▶ The problem:
Look through the material below. Copy each line that contains the string "питания".

▶ Extracted data:
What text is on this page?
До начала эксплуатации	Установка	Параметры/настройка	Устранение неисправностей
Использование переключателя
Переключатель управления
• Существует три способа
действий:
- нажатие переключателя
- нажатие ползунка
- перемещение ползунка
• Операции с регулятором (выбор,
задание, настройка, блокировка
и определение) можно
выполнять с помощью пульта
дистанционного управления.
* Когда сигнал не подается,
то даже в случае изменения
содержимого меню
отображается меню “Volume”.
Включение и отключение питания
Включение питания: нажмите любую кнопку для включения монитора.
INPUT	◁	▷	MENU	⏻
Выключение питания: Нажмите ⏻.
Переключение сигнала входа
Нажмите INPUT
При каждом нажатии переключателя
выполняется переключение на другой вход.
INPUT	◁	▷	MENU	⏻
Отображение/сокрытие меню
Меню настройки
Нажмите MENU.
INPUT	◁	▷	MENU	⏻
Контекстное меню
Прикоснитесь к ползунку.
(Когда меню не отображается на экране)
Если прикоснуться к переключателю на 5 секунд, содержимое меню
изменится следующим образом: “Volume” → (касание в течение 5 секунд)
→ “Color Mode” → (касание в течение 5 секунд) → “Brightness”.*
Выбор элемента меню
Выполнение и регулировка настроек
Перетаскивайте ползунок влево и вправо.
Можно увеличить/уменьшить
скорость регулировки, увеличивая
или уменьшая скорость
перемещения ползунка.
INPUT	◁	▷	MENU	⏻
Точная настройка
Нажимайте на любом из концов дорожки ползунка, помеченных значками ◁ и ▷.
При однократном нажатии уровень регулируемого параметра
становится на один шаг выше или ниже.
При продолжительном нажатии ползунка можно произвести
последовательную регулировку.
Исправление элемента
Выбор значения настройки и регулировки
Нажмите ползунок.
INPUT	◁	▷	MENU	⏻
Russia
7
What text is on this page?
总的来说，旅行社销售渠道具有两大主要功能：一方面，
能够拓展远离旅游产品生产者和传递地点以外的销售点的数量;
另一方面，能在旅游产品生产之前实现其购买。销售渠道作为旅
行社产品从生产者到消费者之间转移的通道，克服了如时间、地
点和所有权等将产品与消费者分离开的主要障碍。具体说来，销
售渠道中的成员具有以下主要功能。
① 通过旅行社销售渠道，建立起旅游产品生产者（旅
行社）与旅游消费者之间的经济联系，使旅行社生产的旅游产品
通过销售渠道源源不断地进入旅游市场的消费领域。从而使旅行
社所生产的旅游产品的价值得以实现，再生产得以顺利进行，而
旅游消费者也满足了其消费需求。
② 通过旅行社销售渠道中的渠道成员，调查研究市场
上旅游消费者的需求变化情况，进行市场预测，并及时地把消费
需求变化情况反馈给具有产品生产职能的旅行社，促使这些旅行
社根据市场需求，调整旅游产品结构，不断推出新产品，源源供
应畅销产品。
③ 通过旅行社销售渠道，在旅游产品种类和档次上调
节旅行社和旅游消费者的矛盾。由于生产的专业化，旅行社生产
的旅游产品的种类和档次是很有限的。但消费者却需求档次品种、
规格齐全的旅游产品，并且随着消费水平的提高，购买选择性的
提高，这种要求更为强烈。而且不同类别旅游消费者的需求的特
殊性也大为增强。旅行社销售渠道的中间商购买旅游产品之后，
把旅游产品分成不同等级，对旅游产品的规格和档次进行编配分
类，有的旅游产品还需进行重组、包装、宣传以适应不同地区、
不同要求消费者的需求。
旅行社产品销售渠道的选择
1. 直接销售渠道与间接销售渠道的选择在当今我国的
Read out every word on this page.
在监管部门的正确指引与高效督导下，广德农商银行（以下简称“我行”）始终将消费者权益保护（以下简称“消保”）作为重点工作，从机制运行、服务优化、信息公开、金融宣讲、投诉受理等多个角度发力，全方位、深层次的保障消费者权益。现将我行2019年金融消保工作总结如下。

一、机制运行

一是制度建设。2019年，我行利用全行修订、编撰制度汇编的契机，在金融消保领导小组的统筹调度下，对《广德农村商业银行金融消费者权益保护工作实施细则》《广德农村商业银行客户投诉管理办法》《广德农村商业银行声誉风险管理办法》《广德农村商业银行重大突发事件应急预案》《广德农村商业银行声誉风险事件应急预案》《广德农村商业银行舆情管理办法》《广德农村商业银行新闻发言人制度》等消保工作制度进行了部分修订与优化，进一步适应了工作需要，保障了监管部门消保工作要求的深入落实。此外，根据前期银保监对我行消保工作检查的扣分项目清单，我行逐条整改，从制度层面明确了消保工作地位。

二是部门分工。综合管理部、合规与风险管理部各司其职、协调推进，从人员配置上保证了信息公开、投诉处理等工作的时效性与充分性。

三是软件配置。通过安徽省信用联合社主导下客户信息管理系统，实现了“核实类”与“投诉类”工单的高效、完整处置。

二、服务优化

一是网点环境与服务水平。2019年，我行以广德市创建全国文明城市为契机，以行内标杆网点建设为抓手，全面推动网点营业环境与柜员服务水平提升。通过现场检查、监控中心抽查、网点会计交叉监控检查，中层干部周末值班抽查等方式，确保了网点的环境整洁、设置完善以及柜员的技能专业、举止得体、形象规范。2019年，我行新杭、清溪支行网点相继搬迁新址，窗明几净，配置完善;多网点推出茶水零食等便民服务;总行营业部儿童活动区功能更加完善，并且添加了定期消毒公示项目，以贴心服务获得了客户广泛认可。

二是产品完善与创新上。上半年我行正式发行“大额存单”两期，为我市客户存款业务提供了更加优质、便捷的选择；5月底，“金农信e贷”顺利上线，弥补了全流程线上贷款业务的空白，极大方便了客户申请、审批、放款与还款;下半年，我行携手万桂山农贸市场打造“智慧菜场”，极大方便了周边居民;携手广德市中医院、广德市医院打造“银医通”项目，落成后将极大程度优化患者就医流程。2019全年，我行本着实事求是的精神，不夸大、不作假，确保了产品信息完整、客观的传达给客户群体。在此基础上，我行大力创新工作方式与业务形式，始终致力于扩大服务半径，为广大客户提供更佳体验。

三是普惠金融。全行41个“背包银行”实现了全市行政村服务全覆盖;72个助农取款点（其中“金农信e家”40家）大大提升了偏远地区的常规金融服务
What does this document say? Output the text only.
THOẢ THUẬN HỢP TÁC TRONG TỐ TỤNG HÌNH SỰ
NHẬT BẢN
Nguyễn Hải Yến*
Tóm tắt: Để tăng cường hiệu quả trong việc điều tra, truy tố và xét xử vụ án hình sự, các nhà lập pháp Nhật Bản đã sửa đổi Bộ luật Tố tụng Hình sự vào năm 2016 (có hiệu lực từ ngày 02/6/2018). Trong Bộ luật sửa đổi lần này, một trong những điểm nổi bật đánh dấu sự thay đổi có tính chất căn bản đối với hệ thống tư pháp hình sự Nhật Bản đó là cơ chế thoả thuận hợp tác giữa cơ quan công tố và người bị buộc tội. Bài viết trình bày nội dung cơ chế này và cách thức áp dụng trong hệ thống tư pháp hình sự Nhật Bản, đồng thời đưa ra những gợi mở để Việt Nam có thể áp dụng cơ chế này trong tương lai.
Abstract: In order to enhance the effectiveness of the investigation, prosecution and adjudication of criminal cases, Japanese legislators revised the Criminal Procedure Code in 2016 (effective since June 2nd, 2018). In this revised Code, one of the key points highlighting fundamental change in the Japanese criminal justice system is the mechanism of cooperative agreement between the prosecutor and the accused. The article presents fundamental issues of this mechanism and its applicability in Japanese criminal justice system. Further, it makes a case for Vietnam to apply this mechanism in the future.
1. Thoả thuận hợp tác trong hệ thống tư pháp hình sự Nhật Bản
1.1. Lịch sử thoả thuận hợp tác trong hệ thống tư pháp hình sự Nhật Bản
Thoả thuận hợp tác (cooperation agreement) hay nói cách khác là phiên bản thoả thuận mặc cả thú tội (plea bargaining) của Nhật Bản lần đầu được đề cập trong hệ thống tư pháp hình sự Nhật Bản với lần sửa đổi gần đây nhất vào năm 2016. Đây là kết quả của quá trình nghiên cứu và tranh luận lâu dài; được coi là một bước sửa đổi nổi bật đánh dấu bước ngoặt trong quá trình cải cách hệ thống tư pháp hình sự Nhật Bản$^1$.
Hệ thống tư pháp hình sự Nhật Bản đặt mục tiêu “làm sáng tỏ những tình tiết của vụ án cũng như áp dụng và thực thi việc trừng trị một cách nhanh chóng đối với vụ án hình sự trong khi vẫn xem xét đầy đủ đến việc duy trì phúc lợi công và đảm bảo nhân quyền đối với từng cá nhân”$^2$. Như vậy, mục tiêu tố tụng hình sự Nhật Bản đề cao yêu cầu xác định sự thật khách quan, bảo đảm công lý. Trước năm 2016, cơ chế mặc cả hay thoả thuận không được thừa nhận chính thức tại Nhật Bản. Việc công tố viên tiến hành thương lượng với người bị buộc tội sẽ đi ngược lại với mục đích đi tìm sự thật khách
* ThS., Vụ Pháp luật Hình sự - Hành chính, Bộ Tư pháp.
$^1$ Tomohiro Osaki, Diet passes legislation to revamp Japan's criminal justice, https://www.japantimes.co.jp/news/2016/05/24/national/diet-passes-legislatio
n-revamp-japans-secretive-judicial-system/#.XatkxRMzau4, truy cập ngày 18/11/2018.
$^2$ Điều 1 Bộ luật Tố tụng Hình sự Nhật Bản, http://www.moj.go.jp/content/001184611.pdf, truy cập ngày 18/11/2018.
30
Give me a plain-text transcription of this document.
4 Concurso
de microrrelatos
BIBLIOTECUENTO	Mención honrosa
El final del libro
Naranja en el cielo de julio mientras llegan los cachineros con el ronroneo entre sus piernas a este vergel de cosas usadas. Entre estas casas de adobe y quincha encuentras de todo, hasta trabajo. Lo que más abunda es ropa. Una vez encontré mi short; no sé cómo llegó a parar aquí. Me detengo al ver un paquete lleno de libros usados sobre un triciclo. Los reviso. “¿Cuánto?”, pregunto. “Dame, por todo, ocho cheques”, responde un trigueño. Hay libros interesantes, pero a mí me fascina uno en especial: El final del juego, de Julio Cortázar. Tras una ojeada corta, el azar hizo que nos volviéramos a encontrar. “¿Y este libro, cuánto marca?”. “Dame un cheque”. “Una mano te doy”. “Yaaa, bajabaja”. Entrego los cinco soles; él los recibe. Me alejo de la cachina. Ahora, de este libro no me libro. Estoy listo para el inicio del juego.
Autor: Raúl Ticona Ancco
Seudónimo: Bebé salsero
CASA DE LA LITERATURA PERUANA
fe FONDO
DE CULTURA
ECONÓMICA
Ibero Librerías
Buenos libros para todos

▶ Worked answer:
Включение и отключение питания
Включение питания: нажмите любую кнопку для включения монитора.
Выключение питания: Нажмите ⏻.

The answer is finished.